== Given data

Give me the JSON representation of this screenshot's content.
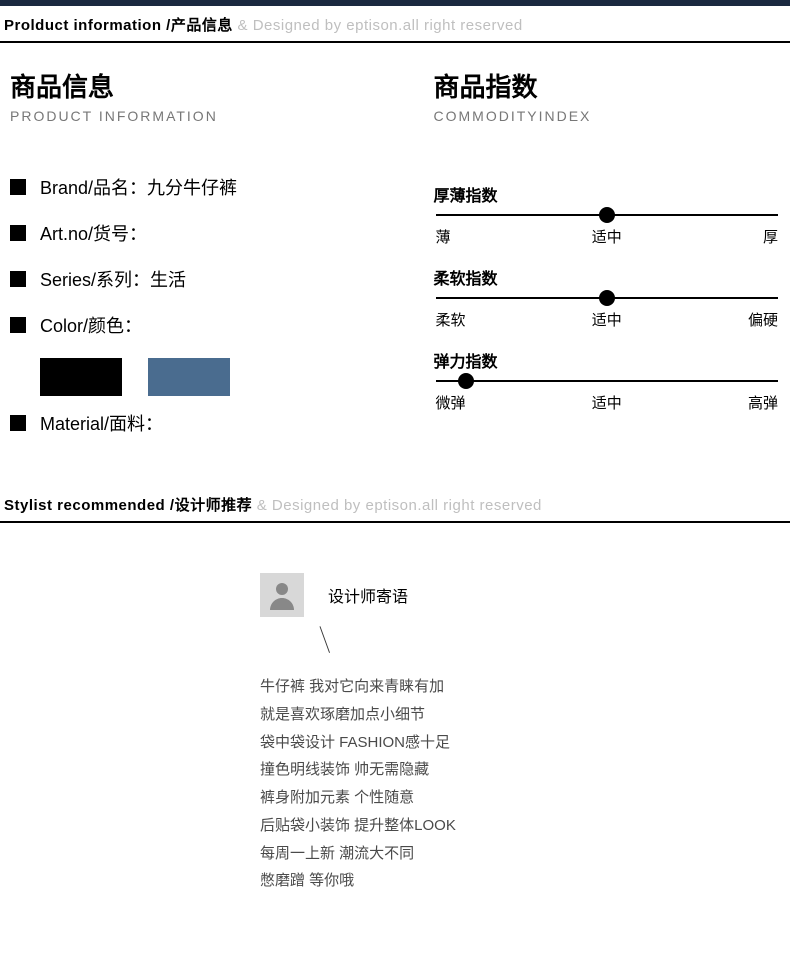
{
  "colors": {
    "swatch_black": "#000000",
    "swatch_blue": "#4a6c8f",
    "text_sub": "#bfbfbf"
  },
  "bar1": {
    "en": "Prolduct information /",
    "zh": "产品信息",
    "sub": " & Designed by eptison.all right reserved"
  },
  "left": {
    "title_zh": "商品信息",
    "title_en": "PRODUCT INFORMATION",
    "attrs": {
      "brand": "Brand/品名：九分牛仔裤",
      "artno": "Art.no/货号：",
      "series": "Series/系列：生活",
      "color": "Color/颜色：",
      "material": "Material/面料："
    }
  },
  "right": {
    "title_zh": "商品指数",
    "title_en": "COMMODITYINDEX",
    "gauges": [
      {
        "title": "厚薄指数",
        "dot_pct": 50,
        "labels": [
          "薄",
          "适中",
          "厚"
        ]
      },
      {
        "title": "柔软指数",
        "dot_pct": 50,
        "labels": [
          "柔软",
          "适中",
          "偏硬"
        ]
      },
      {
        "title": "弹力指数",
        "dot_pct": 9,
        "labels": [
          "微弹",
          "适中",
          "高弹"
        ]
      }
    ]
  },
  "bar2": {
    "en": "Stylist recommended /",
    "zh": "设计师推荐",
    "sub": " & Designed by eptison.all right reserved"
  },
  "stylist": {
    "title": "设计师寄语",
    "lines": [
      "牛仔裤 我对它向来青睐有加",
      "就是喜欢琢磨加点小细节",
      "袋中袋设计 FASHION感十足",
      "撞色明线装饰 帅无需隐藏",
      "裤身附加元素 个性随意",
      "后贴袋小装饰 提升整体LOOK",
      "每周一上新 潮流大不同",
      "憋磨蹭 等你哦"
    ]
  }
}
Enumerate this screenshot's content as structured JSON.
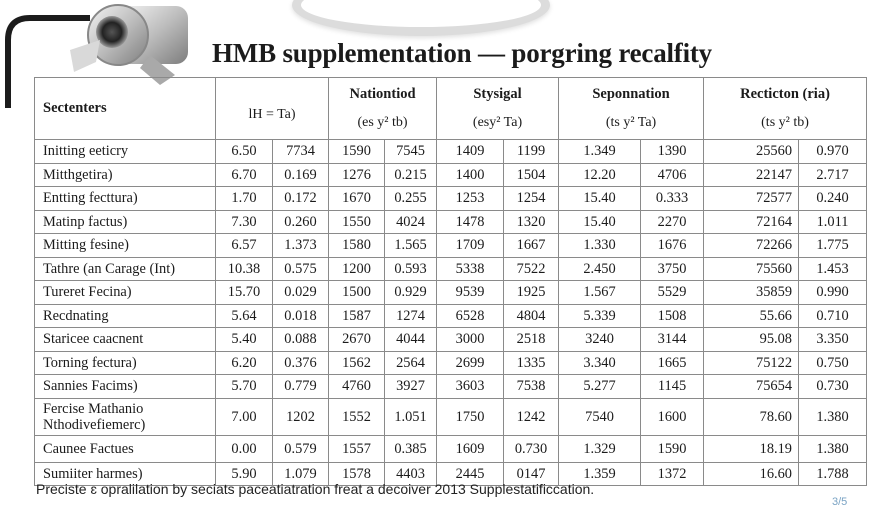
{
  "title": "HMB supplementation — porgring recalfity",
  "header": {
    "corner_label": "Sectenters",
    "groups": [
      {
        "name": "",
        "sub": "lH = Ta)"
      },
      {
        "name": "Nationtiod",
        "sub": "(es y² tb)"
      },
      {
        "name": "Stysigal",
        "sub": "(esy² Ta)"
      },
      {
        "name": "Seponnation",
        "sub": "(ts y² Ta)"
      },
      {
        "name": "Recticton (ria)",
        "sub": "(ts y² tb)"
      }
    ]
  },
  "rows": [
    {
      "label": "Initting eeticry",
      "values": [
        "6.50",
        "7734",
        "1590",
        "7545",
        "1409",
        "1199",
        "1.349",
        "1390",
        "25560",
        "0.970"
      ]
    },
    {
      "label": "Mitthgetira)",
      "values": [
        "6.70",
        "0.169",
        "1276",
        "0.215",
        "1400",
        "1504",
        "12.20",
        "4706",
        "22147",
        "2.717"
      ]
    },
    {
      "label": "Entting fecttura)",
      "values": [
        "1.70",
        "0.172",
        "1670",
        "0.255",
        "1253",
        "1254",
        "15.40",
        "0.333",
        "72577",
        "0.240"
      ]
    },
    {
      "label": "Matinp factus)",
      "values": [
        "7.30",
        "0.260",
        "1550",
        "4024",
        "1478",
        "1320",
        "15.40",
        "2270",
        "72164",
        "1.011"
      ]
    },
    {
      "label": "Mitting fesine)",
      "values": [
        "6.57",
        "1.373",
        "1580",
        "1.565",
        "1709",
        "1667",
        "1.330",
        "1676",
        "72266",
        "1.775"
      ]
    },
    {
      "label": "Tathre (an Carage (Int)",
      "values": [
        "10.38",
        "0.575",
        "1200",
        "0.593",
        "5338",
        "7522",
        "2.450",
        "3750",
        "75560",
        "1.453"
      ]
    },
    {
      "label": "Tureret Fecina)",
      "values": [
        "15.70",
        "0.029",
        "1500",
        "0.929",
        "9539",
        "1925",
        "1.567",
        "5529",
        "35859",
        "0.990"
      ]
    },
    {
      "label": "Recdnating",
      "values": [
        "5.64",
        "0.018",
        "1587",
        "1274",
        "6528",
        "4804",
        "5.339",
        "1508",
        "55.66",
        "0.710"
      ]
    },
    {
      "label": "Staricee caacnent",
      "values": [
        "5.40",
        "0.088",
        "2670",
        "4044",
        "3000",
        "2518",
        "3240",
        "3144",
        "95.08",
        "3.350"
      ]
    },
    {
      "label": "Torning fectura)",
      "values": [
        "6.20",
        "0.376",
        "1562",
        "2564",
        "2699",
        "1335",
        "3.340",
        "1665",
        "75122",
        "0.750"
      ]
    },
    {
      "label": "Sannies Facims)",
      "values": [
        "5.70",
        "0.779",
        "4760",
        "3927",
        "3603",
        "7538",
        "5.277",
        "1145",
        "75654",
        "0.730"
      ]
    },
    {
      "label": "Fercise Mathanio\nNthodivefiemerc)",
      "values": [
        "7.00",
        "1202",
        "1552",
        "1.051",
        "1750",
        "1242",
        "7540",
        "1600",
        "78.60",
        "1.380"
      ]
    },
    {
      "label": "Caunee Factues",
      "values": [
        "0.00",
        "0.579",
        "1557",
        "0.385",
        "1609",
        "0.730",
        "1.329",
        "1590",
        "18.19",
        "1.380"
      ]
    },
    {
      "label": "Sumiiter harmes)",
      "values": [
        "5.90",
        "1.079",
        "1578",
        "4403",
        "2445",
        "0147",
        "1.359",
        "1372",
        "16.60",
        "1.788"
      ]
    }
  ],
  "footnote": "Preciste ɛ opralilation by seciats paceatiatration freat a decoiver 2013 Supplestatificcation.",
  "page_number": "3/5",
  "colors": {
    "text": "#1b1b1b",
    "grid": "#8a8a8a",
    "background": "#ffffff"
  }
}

====

_Prompt_
Show every line where the string "name" appears.

_Exercise output_
        "name": "",
        "name": "Nationtiod",
        "name": "Stysigal",
        "name": "Seponnation",
        "name": "Recticton (ria)",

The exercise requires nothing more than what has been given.